ОТРЫВОК ИЗ ТЕКСТА.
....................

И на следующий день заявление Толстого судебному следователю появилось в «Новом времени», а еще через день из «Нового времени» были перепечатано многими другими газетами.

Защитники были очень довольны и удивлялись, как удалось мне этого добиться.

Однако для тогдашнего суда и пресса оказалась не указом, и письмо до суда так и не дошло, и сослаться на него защите не удалось.

Несколько лет тянулось мое подсудное состояние. Бюрократическая машина царского правосудия вообще не торопилась, в особенности тогда, когда это ее не интересовало.

Как теперь я понимаю, дело это было неприятное для суда, неприятное потому, что был замешан Толстой. Неугодное для правительства, но неудобное для суда. Разумеется, он был, в сущности, главный виновник, его прежде всего следовало привлечь к ответственности по закону. А сделать этого было нельзя. Вот и приходилось привлекать к суду его заместителей. А это, в свою очередь, вызывало внимание прессы, создавало неприятные разговоры.

«Заместитель Толстого. Лев Николаевич Толстой уподоблен нашей юстицией принцу Уэльскому. При нем также состоит молодой человек, которого наказывают за всякие провинности принца, личность которого, по историческому преданию средневековой Англии, признавалась неприкосновенной. Сегодня на суде Санкт-Петербургской судебной палаты предстал близкий Льву Николаевичу Толстому человек, Н. Е. Фельтен» (газета «Вечер» № 332 от 12 марта 1909 г.).

....................

ПРИВЕДЁННЫЕ ДАННЫЕ.

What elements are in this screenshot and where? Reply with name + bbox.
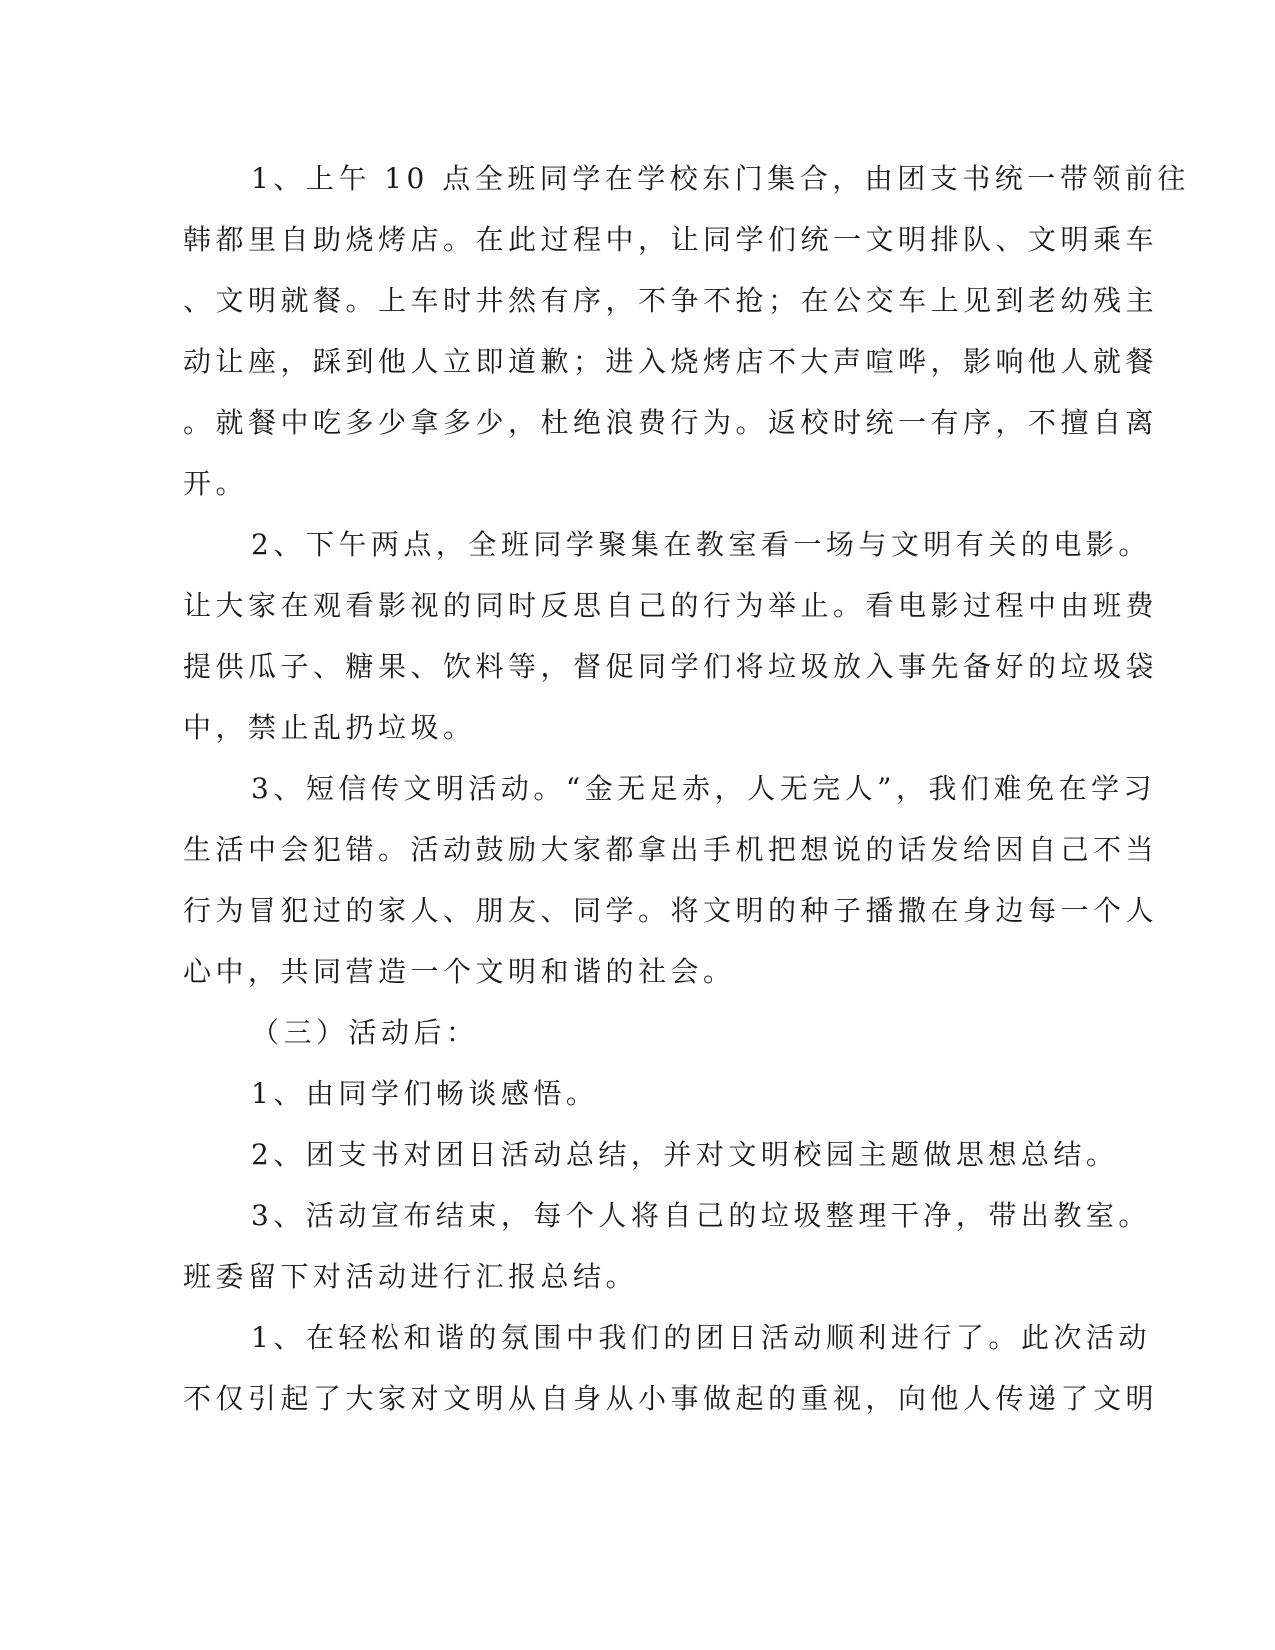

....................

ЗАДАНИЯ.
#1 Перепишите из отрывка слово в слово кусок от слов «И на следующий» до слов «ее не интересовало.» включительно.
#2 Ответьте по отрывку на вопросы:
(а) В какой газете первой появилось заявление Толстого судебному следователю?
(б) Кому, по словам газеты «Вечер», юстиция уподобила Льва Николаевича Толстого?
(в) Кто предстал на суде Санкт-Петербургской судебной палаты?
Данные для работы не понадобятся.

ОТВЕТЫ К ЗАДАНИЯМ.
#1
И на следующий день заявление Толстого судебному следователю появилось в «Новом времени», а еще через день из «Нового времени» были перепечатано многими другими газетами.

Защитники были очень довольны и удивлялись, как удалось мне этого добиться.

Однако для тогдашнего суда и пресса оказалась не указом, и письмо до суда так и не дошло, и сослаться на него защите не удалось.

Несколько лет тянулось мое подсудное состояние. Бюрократическая машина царского правосудия вообще не торопилась, в особенности тогда, когда это ее не интересовало.

#2
(а) В «Новом времени».
(б) Принцу Уэльскому.
(в) Н. Е. Фельтен.